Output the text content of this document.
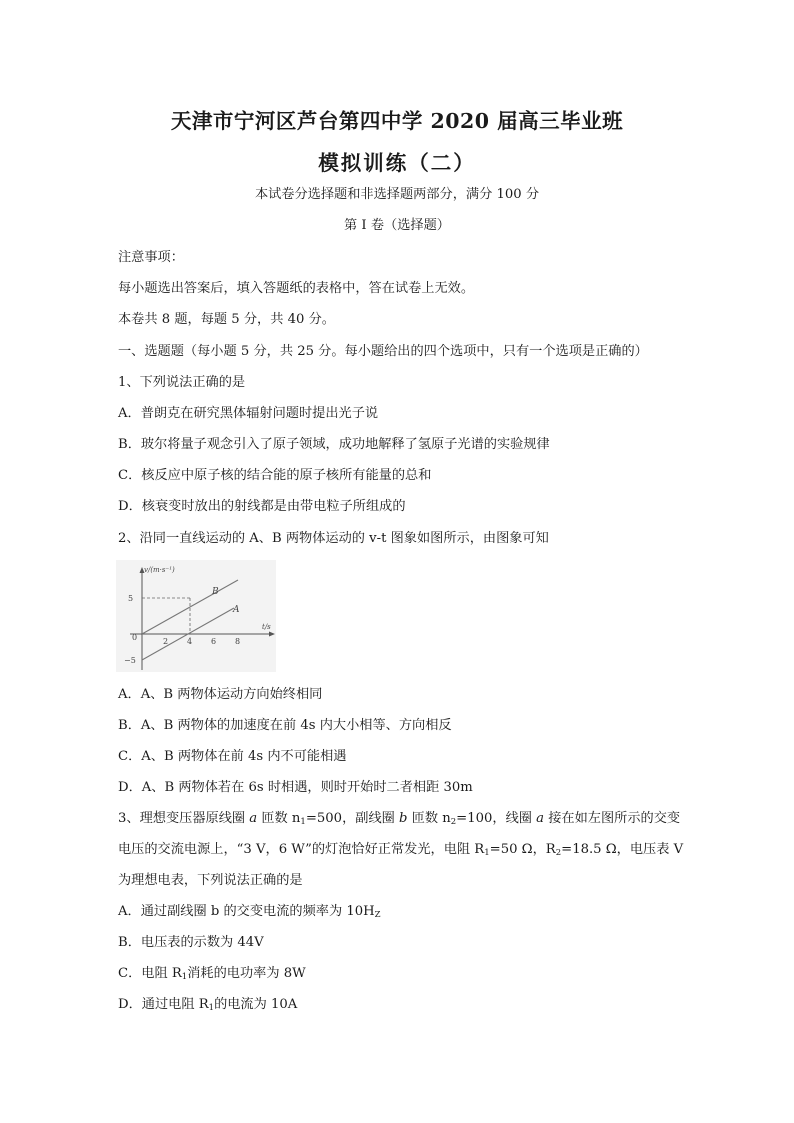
天津市宁河区芦台第四中学 2020 届高三毕业班
模拟训练（二）
本试卷分选择题和非选择题两部分，满分 100 分
第 I 卷（选择题）
注意事项：
每小题选出答案后，填入答题纸的表格中，答在试卷上无效。
本卷共 8 题，每题 5 分，共 40 分。
一、选题题（每小题 5 分，共 25 分。每小题给出的四个选项中，只有一个选项是正确的）
1、下列说法正确的是
A．普朗克在研究黑体辐射问题时提出光子说
B．玻尔将量子观念引入了原子领域，成功地解释了氢原子光谱的实验规律
C．核反应中原子核的结合能的原子核所有能量的总和
D．核衰变时放出的射线都是由带电粒子所组成的
2、沿同一直线运动的 A、B 两物体运动的 v-t 图象如图所示，由图象可知
v/(m·s⁻¹)
t/s
0
5
−5
2 4 6 8
B
A
A．A、B 两物体运动方向始终相同
B．A、B 两物体的加速度在前 4s 内大小相等、方向相反
C．A、B 两物体在前 4s 内不可能相遇
D．A、B 两物体若在 6s 时相遇，则时开始时二者相距 30m
3、理想变压器原线圈 a 匝数 $n_1=500$，副线圈 b 匝数 $n_2=100$，线圈 a 接在如左图所示的交变
电压的交流电源上，“3 V，6 W”的灯泡恰好正常发光，电阻 $R_1=50$ Ω，$R_2=18.5$ Ω，电压表 V
为理想电表，下列说法正确的是
A．通过副线圈 b 的交变电流的频率为 $10H_Z$
B．电压表的示数为 44V
C．电阻 $R_1$消耗的电功率为 8W
D．通过电阻 $R_1$的电流为 10A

☆ ☆ ☆

▶ **Written task**: Copy the records above exactly, omitting every picture.

▶ **Task solution**:
Output the text content of this document.
天津市宁河区芦台第四中学 2020 届高三毕业班
模拟训练（二）
本试卷分选择题和非选择题两部分，满分 100 分
第 I 卷（选择题）
注意事项：
每小题选出答案后，填入答题纸的表格中，答在试卷上无效。
本卷共 8 题，每题 5 分，共 40 分。
一、选题题（每小题 5 分，共 25 分。每小题给出的四个选项中，只有一个选项是正确的）
1、下列说法正确的是
A．普朗克在研究黑体辐射问题时提出光子说
B．玻尔将量子观念引入了原子领域，成功地解释了氢原子光谱的实验规律
C．核反应中原子核的结合能的原子核所有能量的总和
D．核衰变时放出的射线都是由带电粒子所组成的
2、沿同一直线运动的 A、B 两物体运动的 v-t 图象如图所示，由图象可知
v/(m·s⁻¹)
t/s
0
5
−5
2 4 6 8
B
A
A．A、B 两物体运动方向始终相同
B．A、B 两物体的加速度在前 4s 内大小相等、方向相反
C．A、B 两物体在前 4s 内不可能相遇
D．A、B 两物体若在 6s 时相遇，则时开始时二者相距 30m
3、理想变压器原线圈 a 匝数 $n_1=500$，副线圈 b 匝数 $n_2=100$，线圈 a 接在如左图所示的交变
电压的交流电源上，“3 V，6 W”的灯泡恰好正常发光，电阻 $R_1=50$ Ω，$R_2=18.5$ Ω，电压表 V
为理想电表，下列说法正确的是
A．通过副线圈 b 的交变电流的频率为 $10H_Z$
B．电压表的示数为 44V
C．电阻 $R_1$消耗的电功率为 8W
D．通过电阻 $R_1$的电流为 10A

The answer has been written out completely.